(Data entries for graphics)
---
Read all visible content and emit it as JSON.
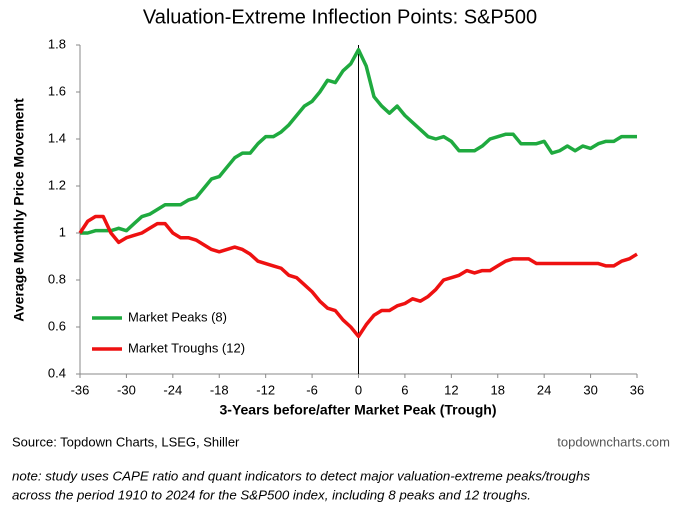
{
  "chart_data": {
    "type": "line",
    "title": "Valuation-Extreme Inflection Points: S&P500",
    "x_label": "3-Years before/after Market Peak (Trough)",
    "y_label": "Average Monthly Price Movement",
    "source": "Source: Topdown Charts, LSEG, Shiller",
    "credit": "topdowncharts.com",
    "note": [
      "note: study uses CAPE ratio and quant indicators to detect major valuation-extreme peaks/troughs",
      "across the period 1910 to 2024 for the S&P500 index, including 8 peaks and 12 troughs."
    ],
    "x": [
      -36,
      -35,
      -34,
      -33,
      -32,
      -31,
      -30,
      -29,
      -28,
      -27,
      -26,
      -25,
      -24,
      -23,
      -22,
      -21,
      -20,
      -19,
      -18,
      -17,
      -16,
      -15,
      -14,
      -13,
      -12,
      -11,
      -10,
      -9,
      -8,
      -7,
      -6,
      -5,
      -4,
      -3,
      -2,
      -1,
      0,
      1,
      2,
      3,
      4,
      5,
      6,
      7,
      8,
      9,
      10,
      11,
      12,
      13,
      14,
      15,
      16,
      17,
      18,
      19,
      20,
      21,
      22,
      23,
      24,
      25,
      26,
      27,
      28,
      29,
      30,
      31,
      32,
      33,
      34,
      35,
      36
    ],
    "series": [
      {
        "name": "Market Peaks (8)",
        "color": "#1faa3f",
        "values": [
          1.0,
          1.0,
          1.01,
          1.01,
          1.01,
          1.02,
          1.01,
          1.04,
          1.07,
          1.08,
          1.1,
          1.12,
          1.12,
          1.12,
          1.14,
          1.15,
          1.19,
          1.23,
          1.24,
          1.28,
          1.32,
          1.34,
          1.34,
          1.38,
          1.41,
          1.41,
          1.43,
          1.46,
          1.5,
          1.54,
          1.56,
          1.6,
          1.65,
          1.64,
          1.69,
          1.72,
          1.78,
          1.71,
          1.58,
          1.54,
          1.51,
          1.54,
          1.5,
          1.47,
          1.44,
          1.41,
          1.4,
          1.41,
          1.39,
          1.35,
          1.35,
          1.35,
          1.37,
          1.4,
          1.41,
          1.42,
          1.42,
          1.38,
          1.38,
          1.38,
          1.39,
          1.34,
          1.35,
          1.37,
          1.35,
          1.37,
          1.36,
          1.38,
          1.39,
          1.39,
          1.41,
          1.41,
          1.41
        ]
      },
      {
        "name": "Market Troughs (12)",
        "color": "#ee1111",
        "values": [
          1.0,
          1.05,
          1.07,
          1.07,
          1.0,
          0.96,
          0.98,
          0.99,
          1.0,
          1.02,
          1.04,
          1.04,
          1.0,
          0.98,
          0.98,
          0.97,
          0.95,
          0.93,
          0.92,
          0.93,
          0.94,
          0.93,
          0.91,
          0.88,
          0.87,
          0.86,
          0.85,
          0.82,
          0.81,
          0.78,
          0.75,
          0.71,
          0.68,
          0.67,
          0.63,
          0.6,
          0.56,
          0.61,
          0.65,
          0.67,
          0.67,
          0.69,
          0.7,
          0.72,
          0.71,
          0.73,
          0.76,
          0.8,
          0.81,
          0.82,
          0.84,
          0.83,
          0.84,
          0.84,
          0.86,
          0.88,
          0.89,
          0.89,
          0.89,
          0.87,
          0.87,
          0.87,
          0.87,
          0.87,
          0.87,
          0.87,
          0.87,
          0.87,
          0.86,
          0.86,
          0.88,
          0.89,
          0.91
        ]
      }
    ],
    "xlim": [
      -36,
      36
    ],
    "xticks": [
      -36,
      -30,
      -24,
      -18,
      -12,
      -6,
      0,
      6,
      12,
      18,
      24,
      30,
      36
    ],
    "ylim": [
      0.4,
      1.8
    ],
    "yticks": [
      0.4,
      0.6,
      0.8,
      1,
      1.2,
      1.4,
      1.6,
      1.8
    ],
    "vline": 0,
    "legend": "lower left",
    "grid": false
  }
}
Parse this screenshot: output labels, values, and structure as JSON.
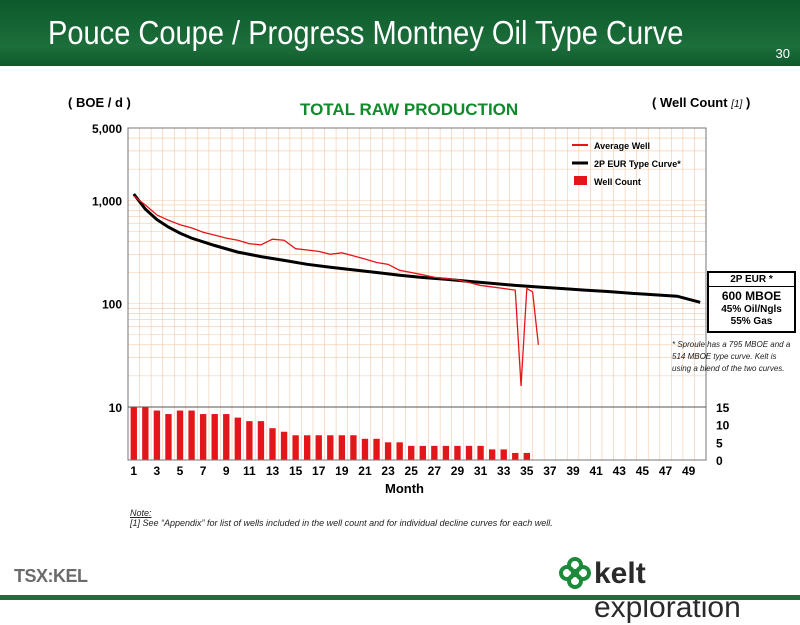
{
  "header": {
    "title": "Pouce Coupe / Progress Montney Oil Type Curve",
    "page_number": "30"
  },
  "chart_labels": {
    "left_axis_unit": "( BOE / d )",
    "right_axis_unit_prefix": "( Well Count ",
    "right_axis_unit_ref": "[1]",
    "right_axis_unit_suffix": " )",
    "title": "TOTAL RAW PRODUCTION",
    "xlabel": "Month"
  },
  "eur_box": {
    "line1": "2P EUR *",
    "line2": "600 MBOE",
    "line3": "45% Oil/Ngls",
    "line4": "55% Gas"
  },
  "side_note": "* Sproule has a 795 MBOE and a 514 MBOE type curve. Kelt is using a blend of the two curves.",
  "note": {
    "heading": "Note:",
    "text": "[1] See “Appendix” for list of wells included in the well count and for individual decline curves for each well."
  },
  "footer": {
    "exchange": "TSX:KEL",
    "company_bold": "kelt",
    "company_light": " exploration"
  },
  "colors": {
    "brand_green": "#1c6e3a",
    "title_green": "#108a2c",
    "series_red": "#e3161b",
    "type_curve": "#000000",
    "grid_orange": "#f3c9a6"
  },
  "chart_data": {
    "type": "line",
    "title": "TOTAL RAW PRODUCTION",
    "xlabel": "Month",
    "ylabel": "( BOE / d )",
    "y2label": "( Well Count [1] )",
    "xlim": [
      1,
      50
    ],
    "ylim": [
      10,
      5000
    ],
    "yscale": "log",
    "y2lim": [
      0,
      15
    ],
    "x_ticks": [
      "1",
      "3",
      "5",
      "7",
      "9",
      "11",
      "13",
      "15",
      "17",
      "19",
      "21",
      "23",
      "25",
      "27",
      "29",
      "31",
      "33",
      "35",
      "37",
      "39",
      "41",
      "43",
      "45",
      "47",
      "49"
    ],
    "y_ticks": [
      "5,000",
      "1,000",
      "100",
      "10"
    ],
    "y2_ticks": [
      "15",
      "10",
      "5",
      "0"
    ],
    "legend": [
      "Average Well",
      "2P EUR Type Curve*",
      "Well Count"
    ],
    "legend_position": "top-right",
    "grid": true,
    "series": [
      {
        "name": "Average Well",
        "type": "line",
        "x": [
          1,
          2,
          3,
          4,
          5,
          6,
          7,
          8,
          9,
          10,
          11,
          12,
          13,
          14,
          15,
          16,
          17,
          18,
          19,
          20,
          21,
          22,
          23,
          24,
          25,
          26,
          27,
          28,
          29,
          30,
          31,
          32,
          33,
          34,
          34.5,
          35,
          35.5,
          36
        ],
        "y": [
          1100,
          900,
          720,
          640,
          580,
          540,
          490,
          460,
          430,
          410,
          380,
          370,
          420,
          410,
          340,
          330,
          320,
          300,
          310,
          290,
          270,
          250,
          240,
          210,
          200,
          190,
          180,
          175,
          170,
          160,
          150,
          145,
          140,
          135,
          16,
          140,
          130,
          40
        ]
      },
      {
        "name": "2P EUR Type Curve*",
        "type": "line",
        "x": [
          1,
          2,
          3,
          4,
          5,
          6,
          8,
          10,
          12,
          14,
          16,
          18,
          20,
          22,
          24,
          26,
          28,
          30,
          32,
          34,
          36,
          38,
          40,
          42,
          44,
          46,
          48,
          50
        ],
        "y": [
          1150,
          820,
          650,
          550,
          480,
          430,
          365,
          315,
          285,
          262,
          240,
          225,
          212,
          200,
          188,
          179,
          172,
          164,
          157,
          150,
          145,
          140,
          135,
          131,
          126,
          122,
          118,
          103
        ]
      },
      {
        "name": "Well Count",
        "type": "bar",
        "axis": "right",
        "x": [
          1,
          2,
          3,
          4,
          5,
          6,
          7,
          8,
          9,
          10,
          11,
          12,
          13,
          14,
          15,
          16,
          17,
          18,
          19,
          20,
          21,
          22,
          23,
          24,
          25,
          26,
          27,
          28,
          29,
          30,
          31,
          32,
          33,
          34,
          35
        ],
        "values": [
          15,
          15,
          14,
          13,
          14,
          14,
          13,
          13,
          13,
          12,
          11,
          11,
          9,
          8,
          7,
          7,
          7,
          7,
          7,
          7,
          6,
          6,
          5,
          5,
          4,
          4,
          4,
          4,
          4,
          4,
          4,
          3,
          3,
          2,
          2
        ]
      }
    ]
  }
}
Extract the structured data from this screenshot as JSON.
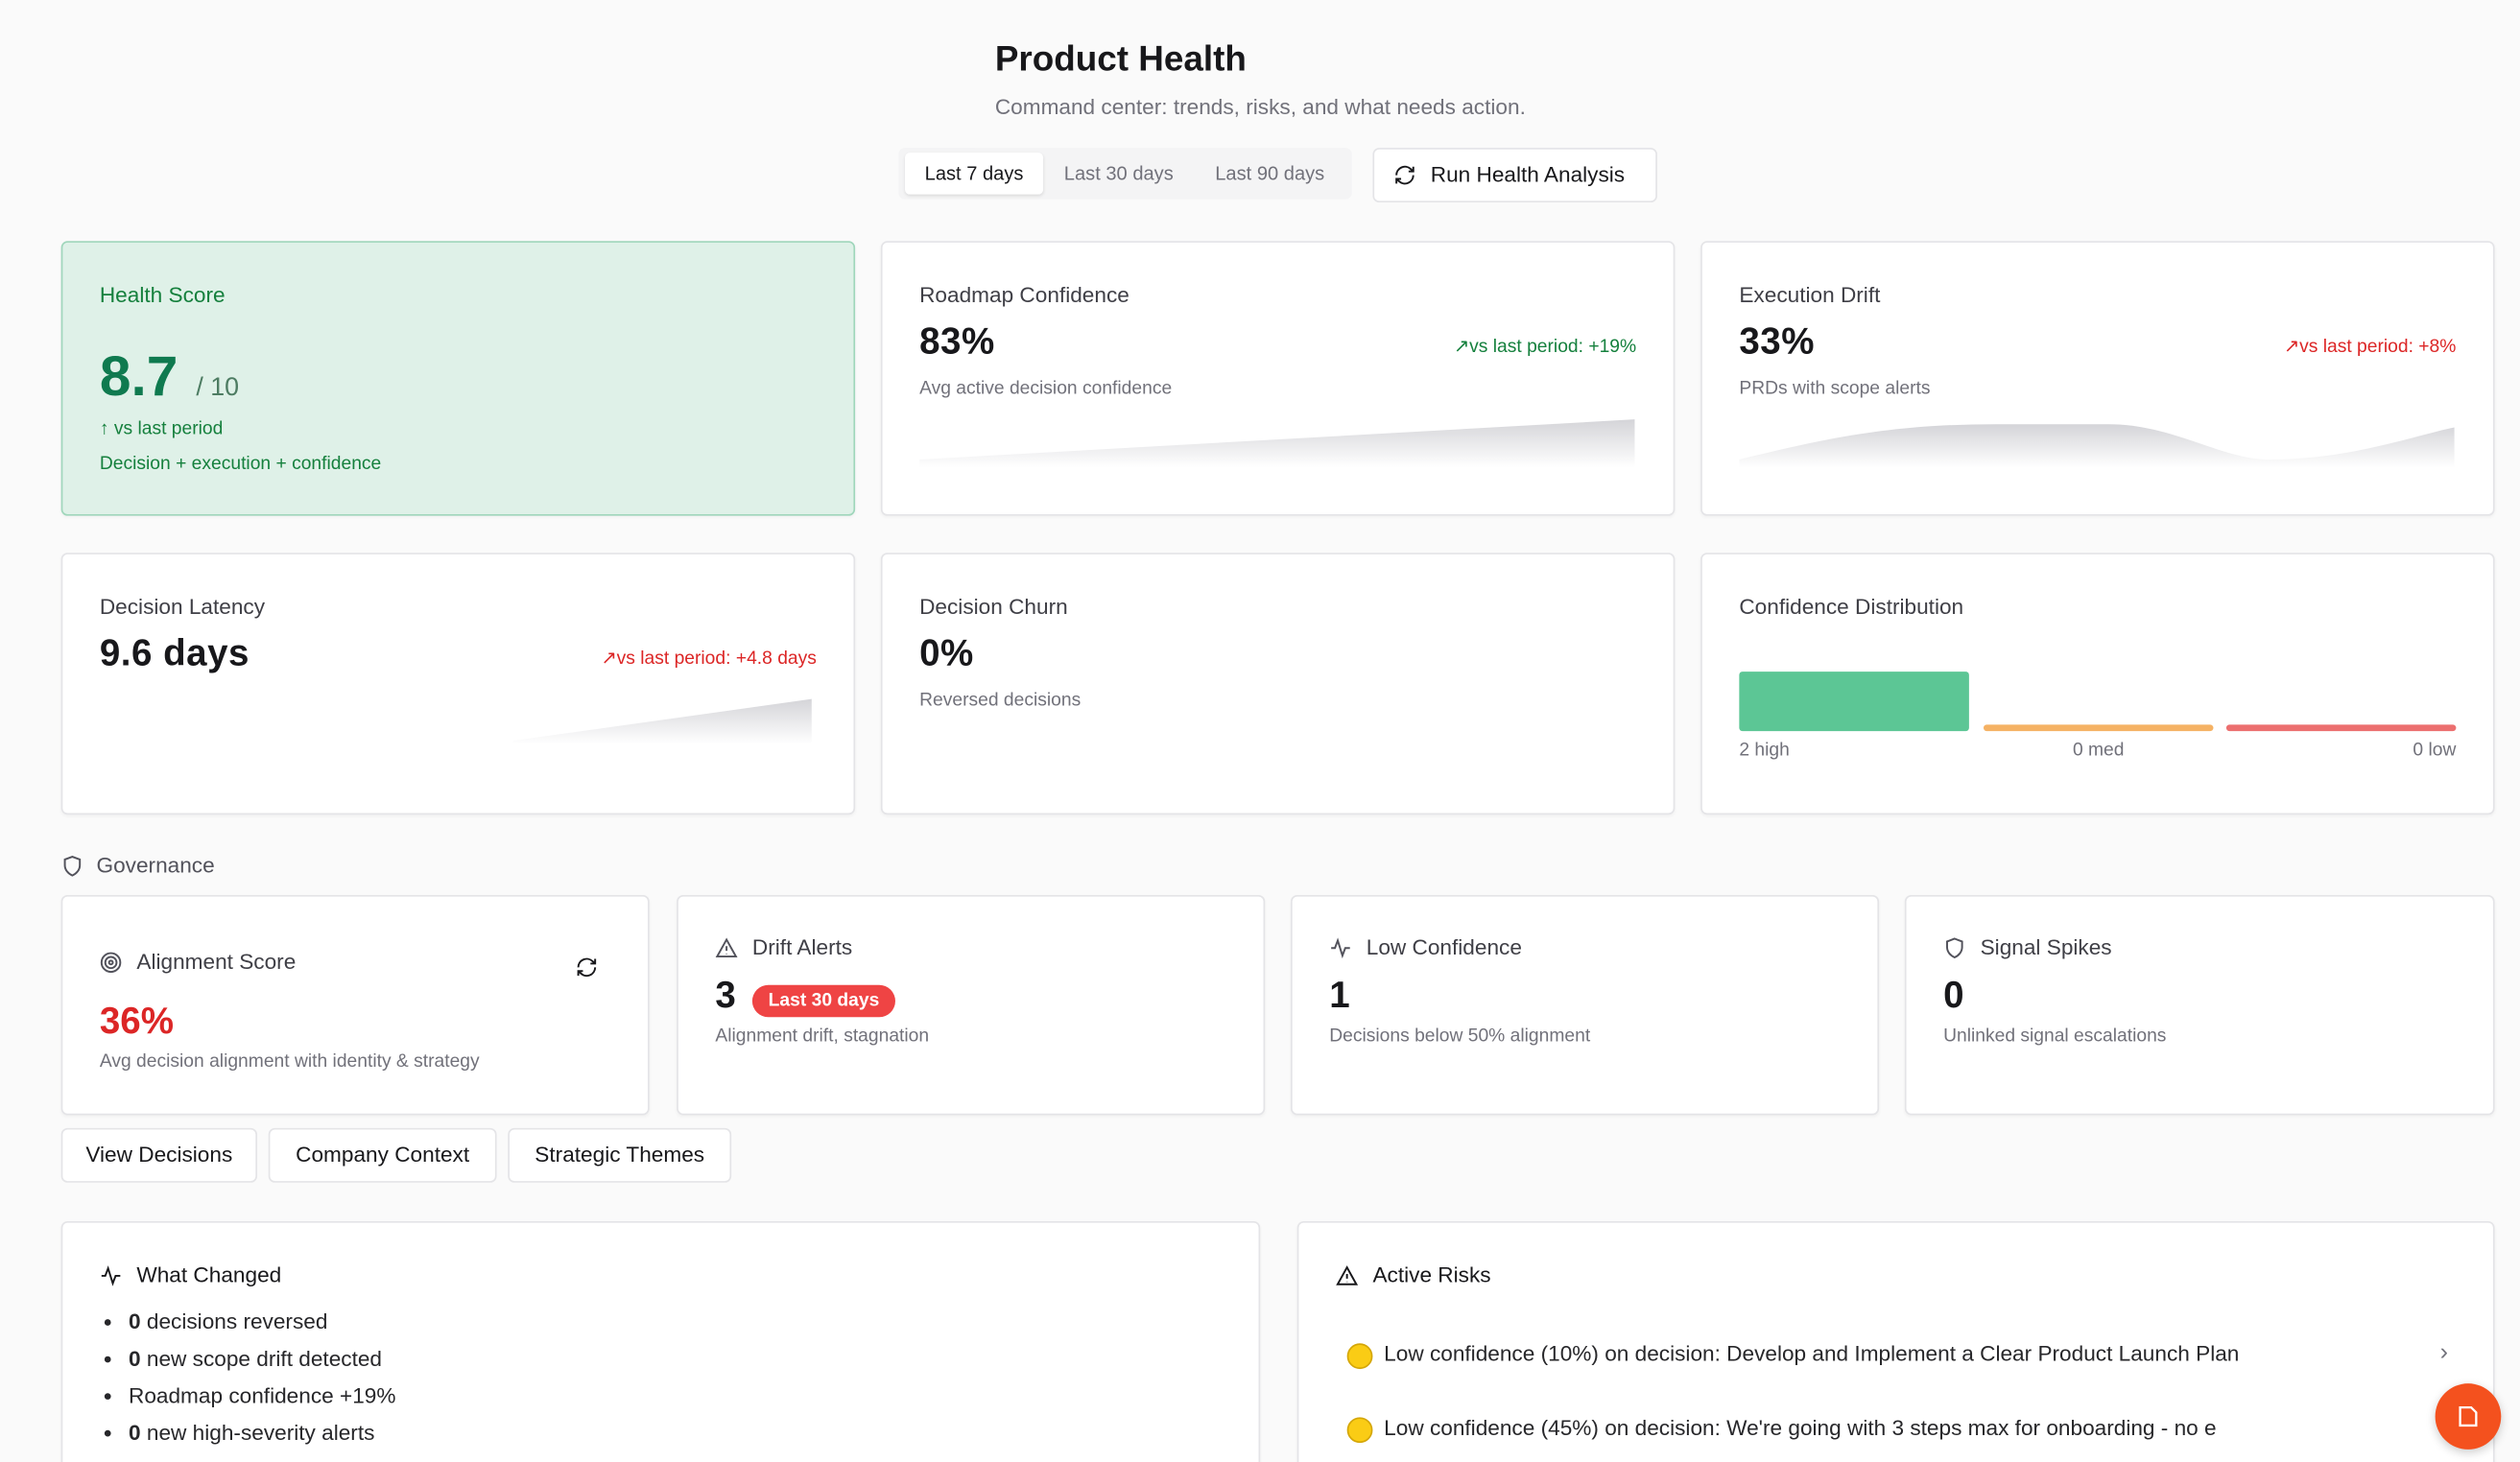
{
  "header": {
    "title": "Product Health",
    "subtitle": "Command center: trends, risks, and what needs action."
  },
  "period_tabs": [
    "Last 7 days",
    "Last 30 days",
    "Last 90 days"
  ],
  "run_button": "Run Health Analysis",
  "metrics": [
    {
      "label": "Health Score",
      "value": "8.7",
      "suffix": "/ 10",
      "trend": "vs last period",
      "note": "Decision + execution + confidence"
    },
    {
      "label": "Roadmap Confidence",
      "value": "83%",
      "trend": "vs last period: +19%",
      "note": "Avg active decision confidence"
    },
    {
      "label": "Execution Drift",
      "value": "33%",
      "trend": "vs last period: +8%",
      "note": "PRDs with scope alerts"
    },
    {
      "label": "Decision Latency",
      "value": "9.6 days",
      "trend": "vs last period: +4.8 days"
    },
    {
      "label": "Decision Churn",
      "value": "0%",
      "note": "Reversed decisions"
    }
  ],
  "distribution": {
    "label": "Confidence Distribution",
    "buckets": [
      "2 high",
      "0 med",
      "0 low"
    ]
  },
  "governance": {
    "title": "Governance",
    "cards": [
      {
        "label": "Alignment Score",
        "value": "36%",
        "note": "Avg decision alignment with identity & strategy"
      },
      {
        "label": "Drift Alerts",
        "value": "3",
        "badge": "Last 30 days",
        "note": "Alignment drift, stagnation"
      },
      {
        "label": "Low Confidence",
        "value": "1",
        "note": "Decisions below 50% alignment"
      },
      {
        "label": "Signal Spikes",
        "value": "0",
        "note": "Unlinked signal escalations"
      }
    ]
  },
  "buttons": [
    "View Decisions",
    "Company Context",
    "Strategic Themes"
  ],
  "what_changed": {
    "title": "What Changed",
    "items": [
      {
        "bold": "0",
        "text": "decisions reversed"
      },
      {
        "bold": "0",
        "text": "new scope drift detected"
      },
      {
        "text": "Roadmap confidence +19%"
      },
      {
        "bold": "0",
        "text": "new high-severity alerts"
      }
    ]
  },
  "active_risks": {
    "title": "Active Risks",
    "items": [
      "Low confidence (10%) on decision: Develop and Implement a Clear Product Launch Plan",
      "Low confidence (45%) on decision: We're going with 3 steps max for onboarding - no e"
    ]
  }
}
---
The answer must consist solely of the number of lines in the entries that contain the word "scope".

2